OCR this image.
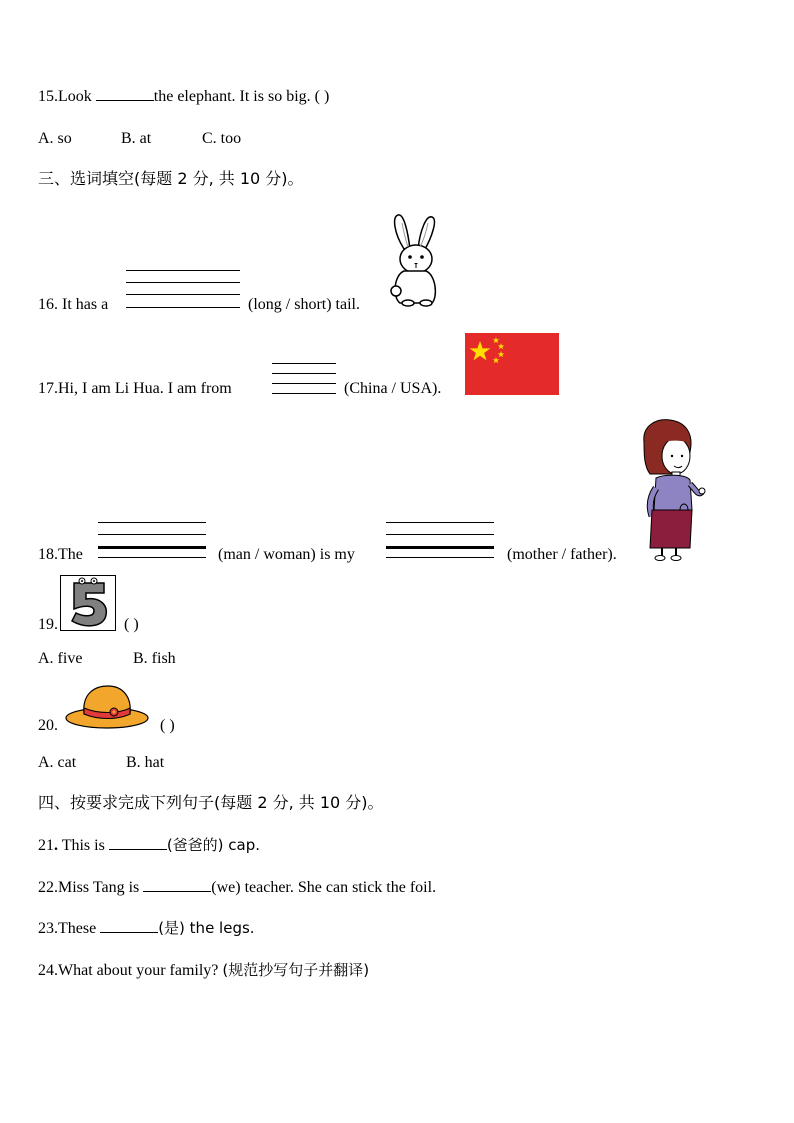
15.Look	the elephant. It is so big. ( )
A. so	B. at	C. too
三、选词填空(每题 2 分, 共 10 分)。
16. It has a	(long / short) tail.
17.Hi, I am Li Hua. I am from	(China / USA).
18.The	(man / woman) is my	(mother / father).
19.	( )
A. five	B. fish
20.	( )
A. cat	B. hat
四、按要求完成下列句子(每题 2 分, 共 10 分)。
21. This is	(爸爸的) cap.
22.Miss Tang is	(we) teacher. She can stick the foil.
23.These	(是) the legs.
24.What about your family? (规范抄写句子并翻译)
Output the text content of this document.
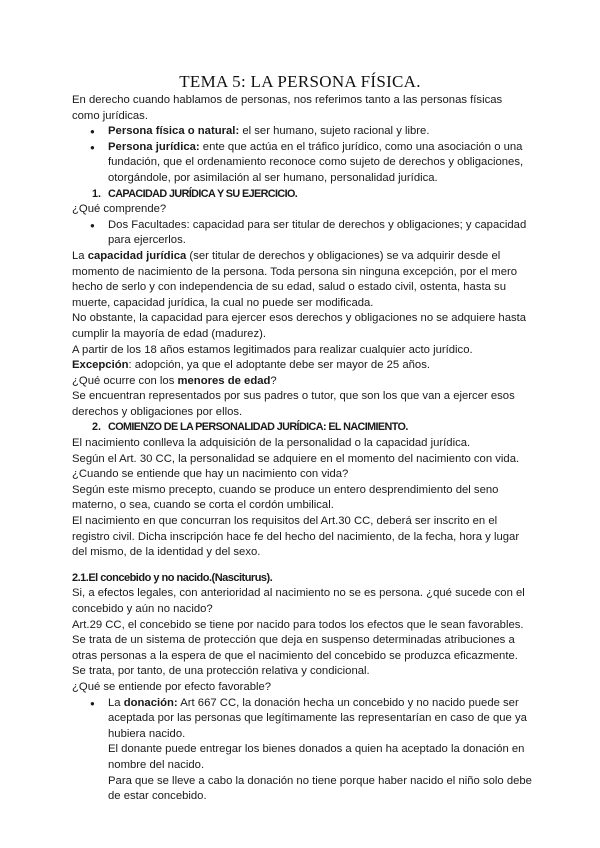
TEMA 5: LA PERSONA FÍSICA.

En derecho cuando hablamos de personas, nos referimos tanto a las personas físicas como jurídicas.

● Persona física o natural: el ser humano, sujeto racional y libre.

● Persona jurídica: ente que actúa en el tráfico jurídico, como una asociación o una fundación, que el ordenamiento reconoce como sujeto de derechos y obligaciones, otorgándole, por asimilación al ser humano, personalidad jurídica.

1. CAPACIDAD JURÍDICA Y SU EJERCICIO.

¿Qué comprende?

● Dos Facultades: capacidad para ser titular de derechos y obligaciones; y capacidad para ejercerlos.

La capacidad jurídica (ser titular de derechos y obligaciones) se va adquirir desde el momento de nacimiento de la persona. Toda persona sin ninguna excepción, por el mero hecho de serlo y con independencia de su edad, salud o estado civil, ostenta, hasta su muerte, capacidad jurídica, la cual no puede ser modificada.

No obstante, la capacidad para ejercer esos derechos y obligaciones no se adquiere hasta cumplir la mayoría de edad (madurez).

A partir de los 18 años estamos legitimados para realizar cualquier acto jurídico.

Excepción: adopción, ya que el adoptante debe ser mayor de 25 años.

¿Qué ocurre con los menores de edad?

Se encuentran representados por sus padres o tutor, que son los que van a ejercer esos derechos y obligaciones por ellos.

2. COMIENZO DE LA PERSONALIDAD JURÍDICA: EL NACIMIENTO.

El nacimiento conlleva la adquisición de la personalidad o la capacidad jurídica.

Según el Art. 30 CC, la personalidad se adquiere en el momento del nacimiento con vida.

¿Cuando se entiende que hay un nacimiento con vida?

Según este mismo precepto, cuando se produce un entero desprendimiento del seno materno, o sea, cuando se corta el cordón umbilical.

El nacimiento en que concurran los requisitos del Art.30 CC, deberá ser inscrito en el registro civil. Dicha inscripción hace fe del hecho del nacimiento, de la fecha, hora y lugar del mismo, de la identidad y del sexo.

2.1.El concebido y no nacido.(Nasciturus).

Si, a efectos legales, con anterioridad al nacimiento no se es persona. ¿qué sucede con el concebido y aún no nacido?

Art.29 CC, el concebido se tiene por nacido para todos los efectos que le sean favorables.

Se trata de un sistema de protección que deja en suspenso determinadas atribuciones a otras personas a la espera de que el nacimiento del concebido se produzca eficazmente.

Se trata, por tanto, de una protección relativa y condicional.

¿Qué se entiende por efecto favorable?

● La donación: Art 667 CC, la donación hecha un concebido y no nacido puede ser aceptada por las personas que legítimamente las representarían en caso de que ya hubiera nacido.

El donante puede entregar los bienes donados a quien ha aceptado la donación en nombre del nacido.

Para que se lleve a cabo la donación no tiene porque haber nacido el niño solo debe de estar concebido.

• _The request_: Retype the whole listing exactly and leave the pictures out.

• _Right answer_:
OCR this image.
15.Look	the elephant. It is so big. ( )
A. so	B. at	C. too
三、选词填空(每题 2 分, 共 10 分)。
16. It has a	(long / short) tail.
17.Hi, I am Li Hua. I am from	(China / USA).
18.The	(man / woman) is my	(mother / father).
19.	( )
A. five	B. fish
20.	( )
A. cat	B. hat
四、按要求完成下列句子(每题 2 分, 共 10 分)。
21. This is	(爸爸的) cap.
22.Miss Tang is	(we) teacher. She can stick the foil.
23.These	(是) the legs.
24.What about your family? (规范抄写句子并翻译)
Output the text content of this document.
TEMA 5: LA PERSONA FÍSICA.

En derecho cuando hablamos de personas, nos referimos tanto a las personas físicas como jurídicas.

● Persona física o natural: el ser humano, sujeto racional y libre.

● Persona jurídica: ente que actúa en el tráfico jurídico, como una asociación o una fundación, que el ordenamiento reconoce como sujeto de derechos y obligaciones, otorgándole, por asimilación al ser humano, personalidad jurídica.

1. CAPACIDAD JURÍDICA Y SU EJERCICIO.

¿Qué comprende?

● Dos Facultades: capacidad para ser titular de derechos y obligaciones; y capacidad para ejercerlos.

La capacidad jurídica (ser titular de derechos y obligaciones) se va adquirir desde el momento de nacimiento de la persona. Toda persona sin ninguna excepción, por el mero hecho de serlo y con independencia de su edad, salud o estado civil, ostenta, hasta su muerte, capacidad jurídica, la cual no puede ser modificada.

No obstante, la capacidad para ejercer esos derechos y obligaciones no se adquiere hasta cumplir la mayoría de edad (madurez).

A partir de los 18 años estamos legitimados para realizar cualquier acto jurídico.

Excepción: adopción, ya que el adoptante debe ser mayor de 25 años.

¿Qué ocurre con los menores de edad?

Se encuentran representados por sus padres o tutor, que son los que van a ejercer esos derechos y obligaciones por ellos.

2. COMIENZO DE LA PERSONALIDAD JURÍDICA: EL NACIMIENTO.

El nacimiento conlleva la adquisición de la personalidad o la capacidad jurídica.

Según el Art. 30 CC, la personalidad se adquiere en el momento del nacimiento con vida.

¿Cuando se entiende que hay un nacimiento con vida?

Según este mismo precepto, cuando se produce un entero desprendimiento del seno materno, o sea, cuando se corta el cordón umbilical.

El nacimiento en que concurran los requisitos del Art.30 CC, deberá ser inscrito en el registro civil. Dicha inscripción hace fe del hecho del nacimiento, de la fecha, hora y lugar del mismo, de la identidad y del sexo.

2.1.El concebido y no nacido.(Nasciturus).

Si, a efectos legales, con anterioridad al nacimiento no se es persona. ¿qué sucede con el concebido y aún no nacido?

Art.29 CC, el concebido se tiene por nacido para todos los efectos que le sean favorables.

Se trata de un sistema de protección que deja en suspenso determinadas atribuciones a otras personas a la espera de que el nacimiento del concebido se produzca eficazmente.

Se trata, por tanto, de una protección relativa y condicional.

¿Qué se entiende por efecto favorable?

● La donación: Art 667 CC, la donación hecha un concebido y no nacido puede ser aceptada por las personas que legítimamente las representarían en caso de que ya hubiera nacido.

El donante puede entregar los bienes donados a quien ha aceptado la donación en nombre del nacido.

Para que se lleve a cabo la donación no tiene porque haber nacido el niño solo debe de estar concebido.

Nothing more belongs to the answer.